Set problem:
Find every line with the string "this" in it, count them, and reply with that count only.
---
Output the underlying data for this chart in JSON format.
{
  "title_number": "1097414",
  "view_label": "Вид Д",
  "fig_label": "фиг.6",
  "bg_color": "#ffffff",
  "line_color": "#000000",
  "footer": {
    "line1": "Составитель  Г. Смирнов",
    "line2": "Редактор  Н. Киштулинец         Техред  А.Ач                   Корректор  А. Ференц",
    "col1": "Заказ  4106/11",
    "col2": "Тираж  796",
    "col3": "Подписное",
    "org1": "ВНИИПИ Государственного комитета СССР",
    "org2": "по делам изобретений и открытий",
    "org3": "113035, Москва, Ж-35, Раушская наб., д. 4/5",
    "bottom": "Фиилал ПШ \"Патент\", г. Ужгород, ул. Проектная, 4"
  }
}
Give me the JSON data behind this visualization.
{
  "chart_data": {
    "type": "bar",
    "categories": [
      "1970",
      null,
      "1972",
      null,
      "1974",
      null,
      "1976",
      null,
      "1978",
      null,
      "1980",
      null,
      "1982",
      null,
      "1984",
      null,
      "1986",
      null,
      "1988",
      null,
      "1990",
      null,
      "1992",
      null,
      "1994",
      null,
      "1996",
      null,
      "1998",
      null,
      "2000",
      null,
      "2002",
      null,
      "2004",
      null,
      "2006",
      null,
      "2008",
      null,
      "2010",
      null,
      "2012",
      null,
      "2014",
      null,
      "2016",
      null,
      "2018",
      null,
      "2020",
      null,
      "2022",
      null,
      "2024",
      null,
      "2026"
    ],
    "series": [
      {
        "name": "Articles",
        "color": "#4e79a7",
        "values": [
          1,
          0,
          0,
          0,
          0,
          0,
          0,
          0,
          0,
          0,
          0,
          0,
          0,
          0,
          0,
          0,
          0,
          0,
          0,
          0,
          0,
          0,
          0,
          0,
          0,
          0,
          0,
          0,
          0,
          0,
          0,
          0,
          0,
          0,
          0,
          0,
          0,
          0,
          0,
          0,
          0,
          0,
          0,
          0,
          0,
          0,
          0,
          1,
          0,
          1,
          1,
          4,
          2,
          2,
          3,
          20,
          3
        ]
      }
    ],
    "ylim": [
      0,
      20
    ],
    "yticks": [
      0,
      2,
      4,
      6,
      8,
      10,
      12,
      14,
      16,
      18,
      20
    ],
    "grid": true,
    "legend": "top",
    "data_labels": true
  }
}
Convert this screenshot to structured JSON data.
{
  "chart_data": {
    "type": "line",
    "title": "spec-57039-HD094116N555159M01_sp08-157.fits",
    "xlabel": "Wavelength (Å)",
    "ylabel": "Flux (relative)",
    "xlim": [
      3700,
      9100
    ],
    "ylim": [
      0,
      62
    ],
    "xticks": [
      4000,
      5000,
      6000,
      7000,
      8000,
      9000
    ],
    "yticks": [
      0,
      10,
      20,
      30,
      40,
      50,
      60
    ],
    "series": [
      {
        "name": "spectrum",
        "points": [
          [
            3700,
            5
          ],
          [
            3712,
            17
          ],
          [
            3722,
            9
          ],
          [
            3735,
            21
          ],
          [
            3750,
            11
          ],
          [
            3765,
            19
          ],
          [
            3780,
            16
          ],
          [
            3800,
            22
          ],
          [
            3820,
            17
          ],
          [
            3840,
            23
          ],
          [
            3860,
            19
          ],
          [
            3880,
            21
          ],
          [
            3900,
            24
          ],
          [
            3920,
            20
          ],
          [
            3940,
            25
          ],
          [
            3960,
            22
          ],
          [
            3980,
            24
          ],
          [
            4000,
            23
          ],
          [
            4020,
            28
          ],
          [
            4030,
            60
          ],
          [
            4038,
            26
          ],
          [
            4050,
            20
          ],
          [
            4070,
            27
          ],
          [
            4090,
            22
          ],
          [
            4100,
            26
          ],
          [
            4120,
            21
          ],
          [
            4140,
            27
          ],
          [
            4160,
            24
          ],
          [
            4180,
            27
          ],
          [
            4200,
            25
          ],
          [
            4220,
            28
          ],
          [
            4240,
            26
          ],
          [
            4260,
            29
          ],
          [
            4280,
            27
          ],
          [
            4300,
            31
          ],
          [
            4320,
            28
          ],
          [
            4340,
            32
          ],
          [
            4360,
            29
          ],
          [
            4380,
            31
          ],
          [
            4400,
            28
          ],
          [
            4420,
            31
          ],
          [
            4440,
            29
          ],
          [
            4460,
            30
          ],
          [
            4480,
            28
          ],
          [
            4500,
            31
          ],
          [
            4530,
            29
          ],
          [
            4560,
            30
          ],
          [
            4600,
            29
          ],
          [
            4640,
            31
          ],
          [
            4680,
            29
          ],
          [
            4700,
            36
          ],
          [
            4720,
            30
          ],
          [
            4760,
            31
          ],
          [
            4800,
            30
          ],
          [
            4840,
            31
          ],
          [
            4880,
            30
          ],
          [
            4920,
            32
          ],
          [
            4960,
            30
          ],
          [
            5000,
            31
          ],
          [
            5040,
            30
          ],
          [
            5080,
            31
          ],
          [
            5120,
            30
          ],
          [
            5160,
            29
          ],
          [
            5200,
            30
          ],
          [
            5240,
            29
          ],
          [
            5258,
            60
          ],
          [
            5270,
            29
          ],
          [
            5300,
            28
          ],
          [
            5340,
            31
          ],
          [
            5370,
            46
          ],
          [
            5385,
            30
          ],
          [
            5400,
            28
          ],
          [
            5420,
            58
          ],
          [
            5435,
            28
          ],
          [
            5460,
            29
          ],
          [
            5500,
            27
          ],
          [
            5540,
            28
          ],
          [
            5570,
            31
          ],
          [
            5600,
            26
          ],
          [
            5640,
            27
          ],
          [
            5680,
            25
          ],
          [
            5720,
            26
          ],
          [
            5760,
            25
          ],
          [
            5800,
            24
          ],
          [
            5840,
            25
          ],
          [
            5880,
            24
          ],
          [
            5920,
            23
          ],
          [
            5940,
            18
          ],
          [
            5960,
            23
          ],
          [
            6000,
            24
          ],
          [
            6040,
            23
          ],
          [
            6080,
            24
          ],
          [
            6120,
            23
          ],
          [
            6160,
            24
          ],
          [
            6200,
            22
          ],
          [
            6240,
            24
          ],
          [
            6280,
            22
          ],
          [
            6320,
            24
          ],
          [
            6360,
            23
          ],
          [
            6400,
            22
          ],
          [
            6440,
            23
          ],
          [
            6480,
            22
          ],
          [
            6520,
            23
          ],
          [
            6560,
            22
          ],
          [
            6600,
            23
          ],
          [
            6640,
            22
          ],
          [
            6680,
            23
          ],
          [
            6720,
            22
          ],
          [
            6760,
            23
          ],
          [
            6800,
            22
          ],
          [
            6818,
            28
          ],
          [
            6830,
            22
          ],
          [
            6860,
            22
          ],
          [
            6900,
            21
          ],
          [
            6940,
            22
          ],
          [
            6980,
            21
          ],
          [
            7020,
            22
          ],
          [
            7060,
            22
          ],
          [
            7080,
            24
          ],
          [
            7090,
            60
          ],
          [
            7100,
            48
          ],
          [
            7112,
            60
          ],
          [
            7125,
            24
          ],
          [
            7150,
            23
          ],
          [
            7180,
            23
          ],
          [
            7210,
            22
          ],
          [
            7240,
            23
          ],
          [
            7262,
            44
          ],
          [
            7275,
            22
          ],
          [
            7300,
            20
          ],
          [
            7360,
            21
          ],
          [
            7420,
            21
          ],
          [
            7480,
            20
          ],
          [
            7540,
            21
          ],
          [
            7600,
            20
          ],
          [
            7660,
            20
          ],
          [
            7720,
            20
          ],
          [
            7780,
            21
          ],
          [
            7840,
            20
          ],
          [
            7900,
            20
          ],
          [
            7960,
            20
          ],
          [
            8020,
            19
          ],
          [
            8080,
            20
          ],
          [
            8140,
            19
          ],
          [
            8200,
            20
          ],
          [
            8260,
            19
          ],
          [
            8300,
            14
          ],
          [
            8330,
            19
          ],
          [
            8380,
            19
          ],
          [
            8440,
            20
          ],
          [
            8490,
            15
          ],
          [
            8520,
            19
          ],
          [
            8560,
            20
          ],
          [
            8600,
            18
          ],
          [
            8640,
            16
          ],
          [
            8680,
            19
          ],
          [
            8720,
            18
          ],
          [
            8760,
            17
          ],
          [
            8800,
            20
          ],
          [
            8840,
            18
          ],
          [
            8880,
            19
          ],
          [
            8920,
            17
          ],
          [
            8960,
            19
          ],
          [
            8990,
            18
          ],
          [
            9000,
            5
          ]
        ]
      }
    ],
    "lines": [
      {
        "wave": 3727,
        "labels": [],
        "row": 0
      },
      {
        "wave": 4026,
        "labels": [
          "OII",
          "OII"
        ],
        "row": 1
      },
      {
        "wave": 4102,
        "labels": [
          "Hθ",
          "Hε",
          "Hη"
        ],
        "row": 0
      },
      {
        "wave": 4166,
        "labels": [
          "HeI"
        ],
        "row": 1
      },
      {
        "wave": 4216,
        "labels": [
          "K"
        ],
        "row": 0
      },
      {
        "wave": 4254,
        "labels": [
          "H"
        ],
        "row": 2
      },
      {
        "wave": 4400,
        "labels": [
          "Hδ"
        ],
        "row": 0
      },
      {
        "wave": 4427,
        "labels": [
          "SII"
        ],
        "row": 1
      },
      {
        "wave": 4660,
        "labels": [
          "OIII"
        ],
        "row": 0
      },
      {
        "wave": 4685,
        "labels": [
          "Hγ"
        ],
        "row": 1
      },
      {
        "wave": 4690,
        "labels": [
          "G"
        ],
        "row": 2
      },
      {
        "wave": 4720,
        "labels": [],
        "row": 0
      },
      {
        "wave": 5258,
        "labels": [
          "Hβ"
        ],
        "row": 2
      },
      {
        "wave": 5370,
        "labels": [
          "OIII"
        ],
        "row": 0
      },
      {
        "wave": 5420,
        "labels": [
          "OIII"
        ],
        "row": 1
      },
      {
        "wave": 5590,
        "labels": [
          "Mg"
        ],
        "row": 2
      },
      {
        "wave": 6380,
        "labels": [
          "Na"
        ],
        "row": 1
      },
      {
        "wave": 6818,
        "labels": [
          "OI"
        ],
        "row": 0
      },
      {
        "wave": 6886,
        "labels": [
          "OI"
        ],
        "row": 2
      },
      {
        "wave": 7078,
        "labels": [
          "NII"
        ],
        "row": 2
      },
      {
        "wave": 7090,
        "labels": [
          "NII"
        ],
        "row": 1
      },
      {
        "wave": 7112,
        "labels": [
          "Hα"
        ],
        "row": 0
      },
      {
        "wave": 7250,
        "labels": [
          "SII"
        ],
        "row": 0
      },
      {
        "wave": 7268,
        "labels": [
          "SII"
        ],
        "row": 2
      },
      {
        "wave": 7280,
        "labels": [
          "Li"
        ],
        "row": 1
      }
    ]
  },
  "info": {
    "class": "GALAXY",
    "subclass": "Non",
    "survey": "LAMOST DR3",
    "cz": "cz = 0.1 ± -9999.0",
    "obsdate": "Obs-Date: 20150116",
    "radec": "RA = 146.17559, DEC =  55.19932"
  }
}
---
Task output:
3